EXERCISE GOAL: Look through the lines below and extract each one that contains "Boston".

═══ SUPPLIED ENTRIES

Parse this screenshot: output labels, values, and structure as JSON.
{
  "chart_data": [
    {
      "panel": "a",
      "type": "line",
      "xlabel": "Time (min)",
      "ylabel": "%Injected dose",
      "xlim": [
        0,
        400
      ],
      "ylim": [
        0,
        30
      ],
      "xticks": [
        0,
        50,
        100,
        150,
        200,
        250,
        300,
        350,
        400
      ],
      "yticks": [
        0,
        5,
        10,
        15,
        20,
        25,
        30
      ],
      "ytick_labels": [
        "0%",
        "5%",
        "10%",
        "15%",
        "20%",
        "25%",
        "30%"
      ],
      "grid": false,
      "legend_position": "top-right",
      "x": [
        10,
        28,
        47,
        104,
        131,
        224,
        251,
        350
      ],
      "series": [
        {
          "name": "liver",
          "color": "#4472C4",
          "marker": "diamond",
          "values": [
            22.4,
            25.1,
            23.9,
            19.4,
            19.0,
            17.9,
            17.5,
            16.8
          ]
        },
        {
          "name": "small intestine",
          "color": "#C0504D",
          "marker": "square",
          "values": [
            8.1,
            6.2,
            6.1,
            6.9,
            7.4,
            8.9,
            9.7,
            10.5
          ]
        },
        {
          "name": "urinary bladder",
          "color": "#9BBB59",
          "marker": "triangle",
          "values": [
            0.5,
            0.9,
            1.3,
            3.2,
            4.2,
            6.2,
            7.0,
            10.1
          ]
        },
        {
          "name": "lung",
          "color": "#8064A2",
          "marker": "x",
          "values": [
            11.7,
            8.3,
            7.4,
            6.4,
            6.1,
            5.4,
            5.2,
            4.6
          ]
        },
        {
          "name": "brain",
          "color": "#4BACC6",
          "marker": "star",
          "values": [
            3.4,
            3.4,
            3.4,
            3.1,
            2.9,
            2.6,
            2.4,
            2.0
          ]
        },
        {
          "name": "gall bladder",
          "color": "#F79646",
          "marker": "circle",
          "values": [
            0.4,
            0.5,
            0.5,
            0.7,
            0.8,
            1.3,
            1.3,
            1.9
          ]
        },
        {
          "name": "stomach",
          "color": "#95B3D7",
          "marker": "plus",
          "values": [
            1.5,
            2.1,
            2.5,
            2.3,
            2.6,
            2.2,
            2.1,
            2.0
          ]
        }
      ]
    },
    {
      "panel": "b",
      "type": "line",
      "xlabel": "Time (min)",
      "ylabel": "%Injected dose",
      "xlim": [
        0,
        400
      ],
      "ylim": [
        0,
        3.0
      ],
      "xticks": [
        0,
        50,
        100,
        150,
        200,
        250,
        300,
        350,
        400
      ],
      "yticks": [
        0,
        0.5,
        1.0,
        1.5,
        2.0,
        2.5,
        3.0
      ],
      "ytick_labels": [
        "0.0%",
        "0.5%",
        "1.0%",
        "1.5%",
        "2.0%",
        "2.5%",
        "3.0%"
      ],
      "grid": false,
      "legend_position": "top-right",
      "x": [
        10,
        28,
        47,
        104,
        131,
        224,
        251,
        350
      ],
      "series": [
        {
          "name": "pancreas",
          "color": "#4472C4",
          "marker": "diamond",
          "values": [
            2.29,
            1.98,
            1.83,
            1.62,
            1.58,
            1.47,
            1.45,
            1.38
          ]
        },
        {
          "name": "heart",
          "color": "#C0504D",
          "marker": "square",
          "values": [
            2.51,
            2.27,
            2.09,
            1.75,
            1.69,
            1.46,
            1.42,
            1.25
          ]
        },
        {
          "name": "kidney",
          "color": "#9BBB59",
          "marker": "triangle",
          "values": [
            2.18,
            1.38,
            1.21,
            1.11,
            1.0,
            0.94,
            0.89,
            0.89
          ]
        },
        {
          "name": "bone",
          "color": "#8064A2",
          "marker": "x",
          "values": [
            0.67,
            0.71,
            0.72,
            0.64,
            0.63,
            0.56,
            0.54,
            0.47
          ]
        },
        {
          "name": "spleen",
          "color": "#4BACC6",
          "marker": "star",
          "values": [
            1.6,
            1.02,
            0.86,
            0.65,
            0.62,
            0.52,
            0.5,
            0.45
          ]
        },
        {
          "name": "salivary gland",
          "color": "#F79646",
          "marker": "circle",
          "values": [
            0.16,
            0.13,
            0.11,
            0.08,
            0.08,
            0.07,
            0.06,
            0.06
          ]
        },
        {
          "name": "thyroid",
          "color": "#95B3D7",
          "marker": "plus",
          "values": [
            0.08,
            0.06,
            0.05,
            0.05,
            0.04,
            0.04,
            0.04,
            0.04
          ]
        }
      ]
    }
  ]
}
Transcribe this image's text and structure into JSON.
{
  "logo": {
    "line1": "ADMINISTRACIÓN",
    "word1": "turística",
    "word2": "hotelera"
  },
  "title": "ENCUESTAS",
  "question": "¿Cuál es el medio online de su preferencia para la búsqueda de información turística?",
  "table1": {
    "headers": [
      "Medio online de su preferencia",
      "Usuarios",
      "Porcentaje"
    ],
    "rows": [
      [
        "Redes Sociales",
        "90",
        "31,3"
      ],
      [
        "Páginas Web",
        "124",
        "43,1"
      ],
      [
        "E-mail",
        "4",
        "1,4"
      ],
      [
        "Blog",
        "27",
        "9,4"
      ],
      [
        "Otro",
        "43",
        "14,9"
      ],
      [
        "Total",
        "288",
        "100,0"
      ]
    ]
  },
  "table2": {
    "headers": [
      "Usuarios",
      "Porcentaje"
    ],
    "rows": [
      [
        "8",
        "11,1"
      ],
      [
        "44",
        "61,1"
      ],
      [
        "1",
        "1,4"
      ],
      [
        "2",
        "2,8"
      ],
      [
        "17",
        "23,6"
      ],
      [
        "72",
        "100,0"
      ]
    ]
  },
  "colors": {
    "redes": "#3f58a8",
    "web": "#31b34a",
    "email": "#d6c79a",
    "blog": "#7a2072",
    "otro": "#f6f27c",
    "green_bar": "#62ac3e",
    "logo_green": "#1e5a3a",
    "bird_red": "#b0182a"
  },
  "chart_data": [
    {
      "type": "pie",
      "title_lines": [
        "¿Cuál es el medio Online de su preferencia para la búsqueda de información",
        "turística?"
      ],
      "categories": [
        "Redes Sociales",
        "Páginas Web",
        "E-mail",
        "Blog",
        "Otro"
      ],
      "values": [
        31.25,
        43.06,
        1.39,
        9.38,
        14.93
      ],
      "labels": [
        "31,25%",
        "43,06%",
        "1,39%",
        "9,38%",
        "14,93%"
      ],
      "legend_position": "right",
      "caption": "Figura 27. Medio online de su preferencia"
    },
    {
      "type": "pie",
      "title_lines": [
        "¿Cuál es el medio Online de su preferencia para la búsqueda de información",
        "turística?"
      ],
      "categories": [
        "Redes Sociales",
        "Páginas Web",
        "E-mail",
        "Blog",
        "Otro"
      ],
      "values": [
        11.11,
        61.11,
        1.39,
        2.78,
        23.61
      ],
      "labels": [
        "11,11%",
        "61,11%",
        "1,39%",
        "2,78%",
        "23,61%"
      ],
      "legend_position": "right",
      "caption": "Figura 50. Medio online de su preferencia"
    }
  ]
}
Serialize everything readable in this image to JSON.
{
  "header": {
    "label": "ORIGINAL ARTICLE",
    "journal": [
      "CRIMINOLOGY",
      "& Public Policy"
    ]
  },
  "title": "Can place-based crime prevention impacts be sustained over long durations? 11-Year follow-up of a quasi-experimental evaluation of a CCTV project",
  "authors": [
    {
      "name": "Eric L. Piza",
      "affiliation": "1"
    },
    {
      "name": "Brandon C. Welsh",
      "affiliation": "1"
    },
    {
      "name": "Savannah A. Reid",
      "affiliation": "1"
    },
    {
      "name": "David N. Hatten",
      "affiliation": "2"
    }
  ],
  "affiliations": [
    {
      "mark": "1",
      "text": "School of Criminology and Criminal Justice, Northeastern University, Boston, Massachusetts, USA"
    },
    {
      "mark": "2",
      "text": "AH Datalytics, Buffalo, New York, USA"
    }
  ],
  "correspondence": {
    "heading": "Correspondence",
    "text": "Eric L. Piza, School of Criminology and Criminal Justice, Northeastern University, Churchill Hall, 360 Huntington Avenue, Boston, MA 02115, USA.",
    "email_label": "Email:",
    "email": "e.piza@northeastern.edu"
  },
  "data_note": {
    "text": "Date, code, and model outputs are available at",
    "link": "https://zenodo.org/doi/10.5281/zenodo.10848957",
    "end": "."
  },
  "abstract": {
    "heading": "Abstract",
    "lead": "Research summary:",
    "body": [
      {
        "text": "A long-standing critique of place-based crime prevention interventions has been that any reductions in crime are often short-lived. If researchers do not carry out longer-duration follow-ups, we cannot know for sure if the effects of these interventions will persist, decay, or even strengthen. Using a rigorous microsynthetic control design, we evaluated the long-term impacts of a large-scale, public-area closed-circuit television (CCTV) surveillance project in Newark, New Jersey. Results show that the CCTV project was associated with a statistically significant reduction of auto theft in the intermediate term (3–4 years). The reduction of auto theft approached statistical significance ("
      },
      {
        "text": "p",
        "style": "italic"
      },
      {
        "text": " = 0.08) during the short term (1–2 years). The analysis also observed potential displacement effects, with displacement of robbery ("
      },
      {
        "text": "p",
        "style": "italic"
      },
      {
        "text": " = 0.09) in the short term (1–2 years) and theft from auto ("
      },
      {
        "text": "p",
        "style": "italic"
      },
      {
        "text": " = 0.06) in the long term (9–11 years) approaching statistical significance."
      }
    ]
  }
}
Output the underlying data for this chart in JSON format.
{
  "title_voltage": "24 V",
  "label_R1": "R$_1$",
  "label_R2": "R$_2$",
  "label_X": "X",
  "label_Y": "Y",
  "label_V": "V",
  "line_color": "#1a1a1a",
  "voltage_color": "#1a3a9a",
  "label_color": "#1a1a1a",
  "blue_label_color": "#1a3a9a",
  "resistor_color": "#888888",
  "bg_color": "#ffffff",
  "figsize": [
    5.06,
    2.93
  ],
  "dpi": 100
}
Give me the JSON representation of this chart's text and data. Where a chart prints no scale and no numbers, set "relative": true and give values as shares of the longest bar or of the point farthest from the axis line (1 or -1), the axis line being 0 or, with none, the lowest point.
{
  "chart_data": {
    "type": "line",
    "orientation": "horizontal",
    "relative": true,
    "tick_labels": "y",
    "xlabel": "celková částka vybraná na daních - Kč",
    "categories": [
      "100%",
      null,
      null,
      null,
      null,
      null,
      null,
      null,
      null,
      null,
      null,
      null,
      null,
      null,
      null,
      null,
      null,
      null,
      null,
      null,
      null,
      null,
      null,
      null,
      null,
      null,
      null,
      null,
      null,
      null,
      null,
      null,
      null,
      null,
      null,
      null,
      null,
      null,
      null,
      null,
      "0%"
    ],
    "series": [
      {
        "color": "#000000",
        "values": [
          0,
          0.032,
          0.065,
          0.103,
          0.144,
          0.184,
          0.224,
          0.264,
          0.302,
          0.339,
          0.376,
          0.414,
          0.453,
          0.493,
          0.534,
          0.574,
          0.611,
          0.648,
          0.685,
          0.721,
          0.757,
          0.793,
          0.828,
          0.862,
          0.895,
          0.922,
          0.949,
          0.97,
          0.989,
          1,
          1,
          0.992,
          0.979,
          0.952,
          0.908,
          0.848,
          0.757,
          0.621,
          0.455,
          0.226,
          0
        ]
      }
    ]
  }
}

══════

ANSWER BELOW:
      "text": "School of Criminology and Criminal Justice, Northeastern University, Boston, Massachusetts, USA"
    "text": "Eric L. Piza, School of Criminology and Criminal Justice, Northeastern University, Churchill Hall, 360 Huntington Avenue, Boston, MA 02115, USA.",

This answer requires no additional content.